### Objective
Tally the lines in the records underneath that contain the string "billions", and state the figure by itself.

### Data for processing

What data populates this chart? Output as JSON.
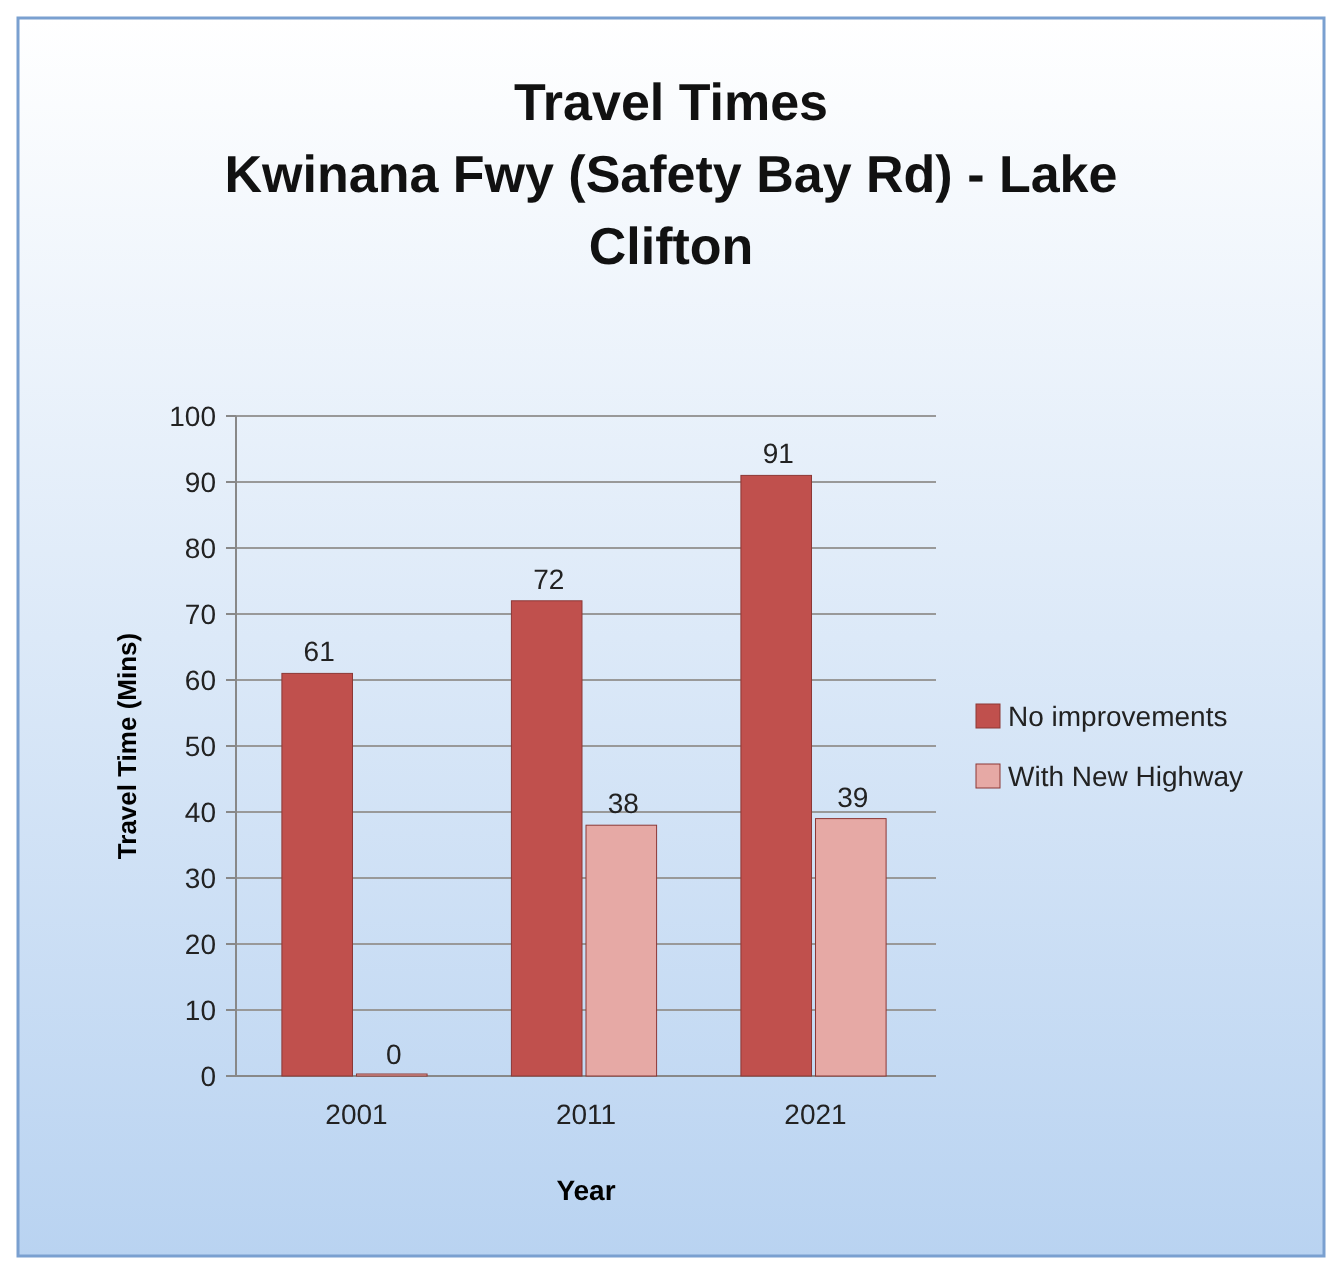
{
  "chart_data": {
    "type": "bar",
    "title": "Travel Times",
    "subtitle": "Kwinana Fwy (Safety Bay Rd) - Lake Clifton",
    "xlabel": "Year",
    "ylabel": "Travel Time (Mins)",
    "categories": [
      "2001",
      "2011",
      "2021"
    ],
    "series": [
      {
        "name": "No improvements",
        "color": "#c0504d",
        "values": [
          61,
          72,
          91
        ]
      },
      {
        "name": "With New Highway",
        "color": "#e6a9a5",
        "values": [
          0,
          38,
          39
        ]
      }
    ],
    "ylim": [
      0,
      100
    ],
    "yticks": [
      0,
      10,
      20,
      30,
      40,
      50,
      60,
      70,
      80,
      90,
      100
    ],
    "grid": "y",
    "legend": "right",
    "data_labels": true
  }
}
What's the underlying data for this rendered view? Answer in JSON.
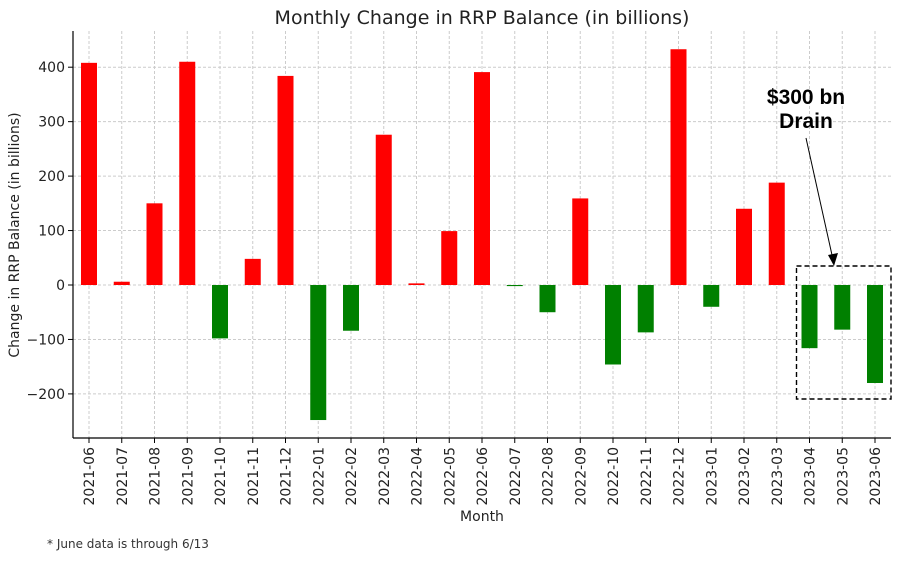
{
  "chart_data": {
    "type": "bar",
    "title": "Monthly Change in RRP Balance (in billions)",
    "xlabel": "Month",
    "ylabel": "Change in RRP Balance (in billions)",
    "ylim": [
      -280,
      470
    ],
    "yticks": [
      -200,
      -100,
      0,
      100,
      200,
      300,
      400
    ],
    "ytick_labels": [
      "−200",
      "−100",
      "0",
      "100",
      "200",
      "300",
      "400"
    ],
    "grid": true,
    "categories": [
      "2021-06",
      "2021-07",
      "2021-08",
      "2021-09",
      "2021-10",
      "2021-11",
      "2021-12",
      "2022-01",
      "2022-02",
      "2022-03",
      "2022-04",
      "2022-05",
      "2022-06",
      "2022-07",
      "2022-08",
      "2022-09",
      "2022-10",
      "2022-11",
      "2022-12",
      "2023-01",
      "2023-02",
      "2023-03",
      "2023-04",
      "2023-05",
      "2023-06"
    ],
    "values": [
      408,
      6,
      150,
      410,
      -98,
      48,
      384,
      -248,
      -84,
      276,
      3,
      99,
      391,
      -2,
      -50,
      159,
      -146,
      -87,
      433,
      -40,
      140,
      188,
      -116,
      -82,
      -180
    ],
    "colors": {
      "positive": "#ff0000",
      "negative": "#008000"
    },
    "annotation": {
      "line1": "$300 bn",
      "line2": "Drain",
      "highlight_categories": [
        "2023-04",
        "2023-05",
        "2023-06"
      ]
    }
  },
  "footnote": "* June data is through 6/13"
}
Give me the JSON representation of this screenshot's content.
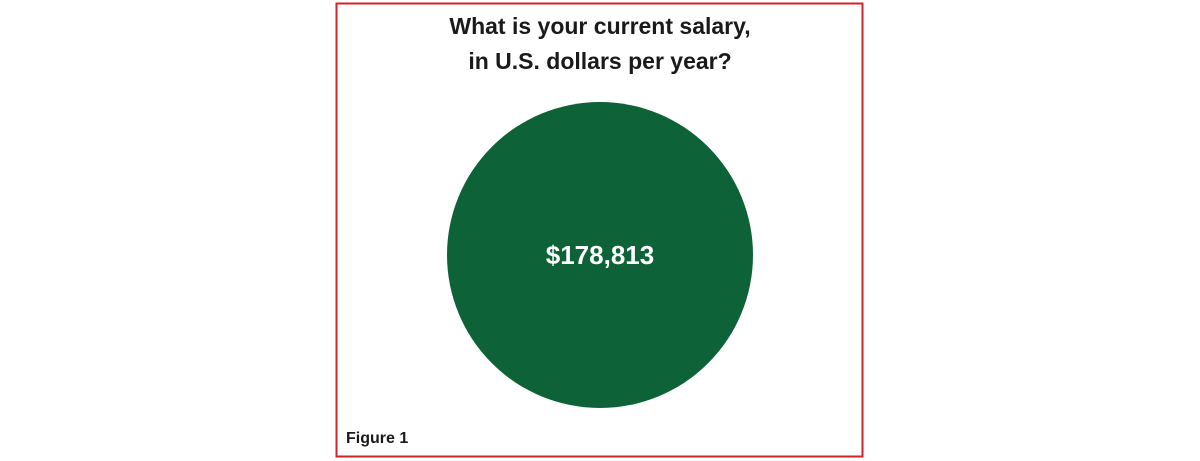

### Correct result
2